GIVEN TASK>
Pull out every line in the data that has the string "name" in it.

##########

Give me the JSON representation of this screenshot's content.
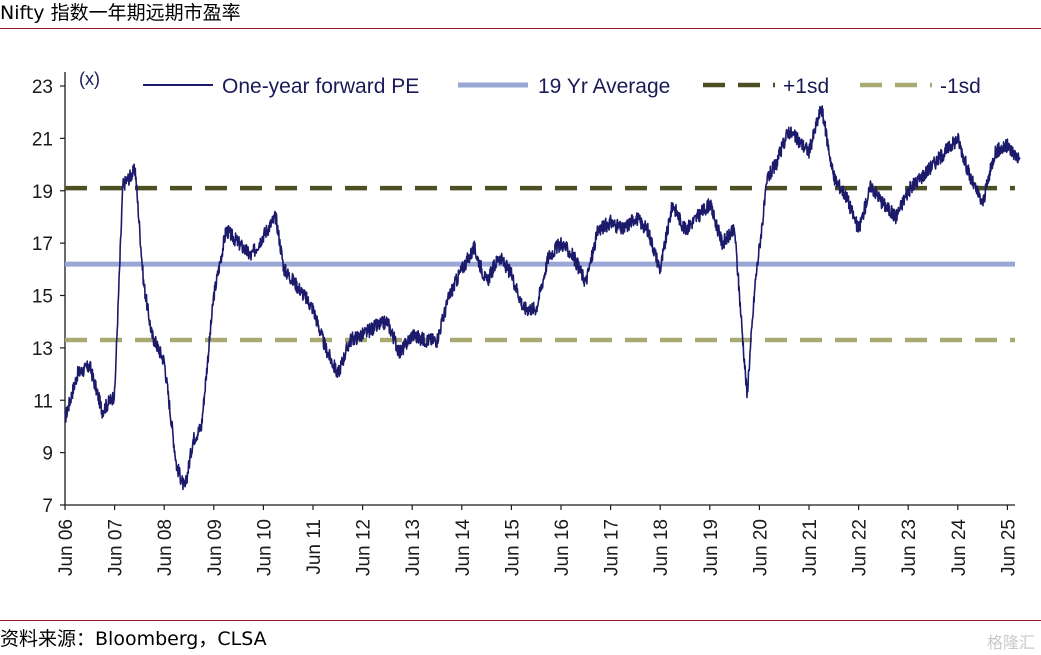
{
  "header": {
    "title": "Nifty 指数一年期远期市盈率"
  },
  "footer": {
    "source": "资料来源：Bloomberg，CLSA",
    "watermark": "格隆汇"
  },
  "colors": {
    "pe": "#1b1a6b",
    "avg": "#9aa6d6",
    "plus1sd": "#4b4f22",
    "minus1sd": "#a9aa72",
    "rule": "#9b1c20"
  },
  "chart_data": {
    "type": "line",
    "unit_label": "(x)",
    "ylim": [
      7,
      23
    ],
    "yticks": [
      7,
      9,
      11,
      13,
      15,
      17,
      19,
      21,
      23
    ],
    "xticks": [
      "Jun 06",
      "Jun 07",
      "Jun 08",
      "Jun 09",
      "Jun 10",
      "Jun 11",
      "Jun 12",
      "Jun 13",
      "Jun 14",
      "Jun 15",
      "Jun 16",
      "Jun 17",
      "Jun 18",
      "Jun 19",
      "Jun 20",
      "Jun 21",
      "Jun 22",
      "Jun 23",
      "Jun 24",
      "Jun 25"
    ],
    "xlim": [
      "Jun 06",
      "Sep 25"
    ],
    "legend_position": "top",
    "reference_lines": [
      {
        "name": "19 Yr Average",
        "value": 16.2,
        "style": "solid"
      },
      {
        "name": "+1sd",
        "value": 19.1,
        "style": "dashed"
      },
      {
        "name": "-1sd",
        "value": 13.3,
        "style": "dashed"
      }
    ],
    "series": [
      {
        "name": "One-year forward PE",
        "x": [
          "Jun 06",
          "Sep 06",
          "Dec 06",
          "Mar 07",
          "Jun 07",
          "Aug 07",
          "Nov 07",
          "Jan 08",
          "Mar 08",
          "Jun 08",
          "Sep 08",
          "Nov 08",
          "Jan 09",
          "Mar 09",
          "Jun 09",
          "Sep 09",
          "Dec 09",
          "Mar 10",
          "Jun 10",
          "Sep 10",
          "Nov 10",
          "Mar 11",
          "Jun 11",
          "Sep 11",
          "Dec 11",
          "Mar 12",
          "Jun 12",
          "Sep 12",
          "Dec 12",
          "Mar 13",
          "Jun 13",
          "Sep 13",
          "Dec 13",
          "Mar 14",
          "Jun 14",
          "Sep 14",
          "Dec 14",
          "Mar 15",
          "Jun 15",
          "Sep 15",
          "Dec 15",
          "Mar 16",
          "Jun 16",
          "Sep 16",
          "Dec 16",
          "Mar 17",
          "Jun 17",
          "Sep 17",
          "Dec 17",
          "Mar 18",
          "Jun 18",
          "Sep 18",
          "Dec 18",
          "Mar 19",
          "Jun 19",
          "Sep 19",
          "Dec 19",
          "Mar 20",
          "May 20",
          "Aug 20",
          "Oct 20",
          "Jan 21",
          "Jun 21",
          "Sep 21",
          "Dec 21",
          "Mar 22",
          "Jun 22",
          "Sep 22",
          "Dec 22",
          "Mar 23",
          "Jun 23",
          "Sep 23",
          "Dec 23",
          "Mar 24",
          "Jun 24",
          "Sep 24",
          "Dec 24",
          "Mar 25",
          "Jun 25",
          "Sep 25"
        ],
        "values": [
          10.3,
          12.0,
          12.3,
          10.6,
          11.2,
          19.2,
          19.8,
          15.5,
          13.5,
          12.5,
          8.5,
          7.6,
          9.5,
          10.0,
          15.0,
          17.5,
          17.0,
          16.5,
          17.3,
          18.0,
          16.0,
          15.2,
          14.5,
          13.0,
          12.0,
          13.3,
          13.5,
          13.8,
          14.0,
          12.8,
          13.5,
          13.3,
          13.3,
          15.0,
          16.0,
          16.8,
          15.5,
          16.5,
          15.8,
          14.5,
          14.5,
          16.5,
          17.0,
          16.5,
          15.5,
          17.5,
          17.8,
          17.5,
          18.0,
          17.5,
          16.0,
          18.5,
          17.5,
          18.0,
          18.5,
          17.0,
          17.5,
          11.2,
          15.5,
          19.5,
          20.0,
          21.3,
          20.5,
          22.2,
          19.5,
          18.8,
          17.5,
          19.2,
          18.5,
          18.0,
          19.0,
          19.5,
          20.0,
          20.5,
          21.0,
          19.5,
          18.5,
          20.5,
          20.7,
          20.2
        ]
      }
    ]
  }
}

##########

ANSWER IN FULL>
        "name": "19 Yr Average",
        "name": "+1sd",
        "name": "-1sd",
        "name": "One-year forward PE",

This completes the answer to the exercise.